───── SUPPLIED DATA ─────
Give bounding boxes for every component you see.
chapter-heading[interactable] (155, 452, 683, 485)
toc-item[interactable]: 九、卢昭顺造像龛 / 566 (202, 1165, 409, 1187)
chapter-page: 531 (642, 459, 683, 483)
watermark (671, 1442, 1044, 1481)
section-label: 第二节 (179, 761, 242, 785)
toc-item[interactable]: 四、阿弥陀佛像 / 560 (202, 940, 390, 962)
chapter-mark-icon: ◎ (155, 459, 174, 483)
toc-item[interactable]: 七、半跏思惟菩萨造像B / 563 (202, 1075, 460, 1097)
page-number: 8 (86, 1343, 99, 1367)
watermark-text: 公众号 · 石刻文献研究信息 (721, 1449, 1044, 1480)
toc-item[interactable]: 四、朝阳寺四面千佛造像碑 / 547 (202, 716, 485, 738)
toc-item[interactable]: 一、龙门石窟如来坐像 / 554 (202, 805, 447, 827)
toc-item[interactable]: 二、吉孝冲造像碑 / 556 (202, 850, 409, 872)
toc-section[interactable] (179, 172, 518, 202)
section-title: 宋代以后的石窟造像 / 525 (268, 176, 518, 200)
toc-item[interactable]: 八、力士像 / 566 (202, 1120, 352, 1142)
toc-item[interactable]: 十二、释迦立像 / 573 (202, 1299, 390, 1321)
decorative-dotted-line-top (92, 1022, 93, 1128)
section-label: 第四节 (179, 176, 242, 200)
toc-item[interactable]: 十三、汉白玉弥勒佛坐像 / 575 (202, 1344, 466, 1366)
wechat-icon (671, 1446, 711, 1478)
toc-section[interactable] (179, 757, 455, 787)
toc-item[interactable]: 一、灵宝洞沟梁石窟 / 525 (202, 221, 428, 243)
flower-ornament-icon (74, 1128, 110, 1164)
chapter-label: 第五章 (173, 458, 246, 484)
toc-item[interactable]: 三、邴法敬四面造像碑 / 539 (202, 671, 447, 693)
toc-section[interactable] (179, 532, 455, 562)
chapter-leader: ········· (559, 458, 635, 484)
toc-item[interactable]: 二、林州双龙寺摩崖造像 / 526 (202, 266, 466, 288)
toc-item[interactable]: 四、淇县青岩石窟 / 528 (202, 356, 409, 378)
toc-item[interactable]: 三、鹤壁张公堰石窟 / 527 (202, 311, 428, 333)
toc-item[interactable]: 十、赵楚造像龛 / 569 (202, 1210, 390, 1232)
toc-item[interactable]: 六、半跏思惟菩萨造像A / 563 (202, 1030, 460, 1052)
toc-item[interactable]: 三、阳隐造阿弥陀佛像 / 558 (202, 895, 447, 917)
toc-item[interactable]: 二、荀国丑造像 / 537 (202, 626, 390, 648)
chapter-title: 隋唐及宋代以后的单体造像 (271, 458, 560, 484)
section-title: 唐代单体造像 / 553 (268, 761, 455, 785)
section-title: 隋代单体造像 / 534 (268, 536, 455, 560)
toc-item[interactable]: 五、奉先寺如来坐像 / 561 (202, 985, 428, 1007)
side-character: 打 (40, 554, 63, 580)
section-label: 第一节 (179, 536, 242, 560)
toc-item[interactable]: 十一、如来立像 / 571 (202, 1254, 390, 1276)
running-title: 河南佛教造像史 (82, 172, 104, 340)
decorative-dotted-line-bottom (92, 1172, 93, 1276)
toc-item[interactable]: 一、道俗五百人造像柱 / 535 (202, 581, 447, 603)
─────
THE EXERCISE: Reproduce every line of the entries above with no changes.

OUTPUT BELOW:
Give bounding boxes for every component you see.
chapter-heading[interactable] (155, 452, 683, 485)
toc-item[interactable]: 九、卢昭顺造像龛 / 566 (202, 1165, 409, 1187)
chapter-page: 531 (642, 459, 683, 483)
watermark (671, 1442, 1044, 1481)
section-label: 第二节 (179, 761, 242, 785)
toc-item[interactable]: 四、阿弥陀佛像 / 560 (202, 940, 390, 962)
chapter-mark-icon: ◎ (155, 459, 174, 483)
toc-item[interactable]: 七、半跏思惟菩萨造像B / 563 (202, 1075, 460, 1097)
page-number: 8 (86, 1343, 99, 1367)
watermark-text: 公众号 · 石刻文献研究信息 (721, 1449, 1044, 1480)
toc-item[interactable]: 四、朝阳寺四面千佛造像碑 / 547 (202, 716, 485, 738)
toc-item[interactable]: 一、龙门石窟如来坐像 / 554 (202, 805, 447, 827)
toc-item[interactable]: 二、吉孝冲造像碑 / 556 (202, 850, 409, 872)
toc-section[interactable] (179, 172, 518, 202)
section-title: 宋代以后的石窟造像 / 525 (268, 176, 518, 200)
toc-item[interactable]: 八、力士像 / 566 (202, 1120, 352, 1142)
toc-item[interactable]: 十二、释迦立像 / 573 (202, 1299, 390, 1321)
decorative-dotted-line-top (92, 1022, 93, 1128)
section-label: 第四节 (179, 176, 242, 200)
toc-item[interactable]: 十三、汉白玉弥勒佛坐像 / 575 (202, 1344, 466, 1366)
wechat-icon (671, 1446, 711, 1478)
toc-section[interactable] (179, 757, 455, 787)
toc-item[interactable]: 一、灵宝洞沟梁石窟 / 525 (202, 221, 428, 243)
flower-ornament-icon (74, 1128, 110, 1164)
chapter-label: 第五章 (173, 458, 246, 484)
toc-item[interactable]: 三、邴法敬四面造像碑 / 539 (202, 671, 447, 693)
toc-section[interactable] (179, 532, 455, 562)
chapter-leader: ········· (559, 458, 635, 484)
toc-item[interactable]: 二、林州双龙寺摩崖造像 / 526 (202, 266, 466, 288)
toc-item[interactable]: 四、淇县青岩石窟 / 528 (202, 356, 409, 378)
toc-item[interactable]: 三、鹤壁张公堰石窟 / 527 (202, 311, 428, 333)
toc-item[interactable]: 十、赵楚造像龛 / 569 (202, 1210, 390, 1232)
toc-item[interactable]: 六、半跏思惟菩萨造像A / 563 (202, 1030, 460, 1052)
toc-item[interactable]: 三、阳隐造阿弥陀佛像 / 558 (202, 895, 447, 917)
toc-item[interactable]: 二、荀国丑造像 / 537 (202, 626, 390, 648)
chapter-title: 隋唐及宋代以后的单体造像 (271, 458, 560, 484)
section-title: 唐代单体造像 / 553 (268, 761, 455, 785)
section-title: 隋代单体造像 / 534 (268, 536, 455, 560)
toc-item[interactable]: 五、奉先寺如来坐像 / 561 (202, 985, 428, 1007)
side-character: 打 (40, 554, 63, 580)
section-label: 第一节 (179, 536, 242, 560)
toc-item[interactable]: 十一、如来立像 / 571 (202, 1254, 390, 1276)
running-title: 河南佛教造像史 (82, 172, 104, 340)
decorative-dotted-line-bottom (92, 1172, 93, 1276)
toc-item[interactable]: 一、道俗五百人造像柱 / 535 (202, 581, 447, 603)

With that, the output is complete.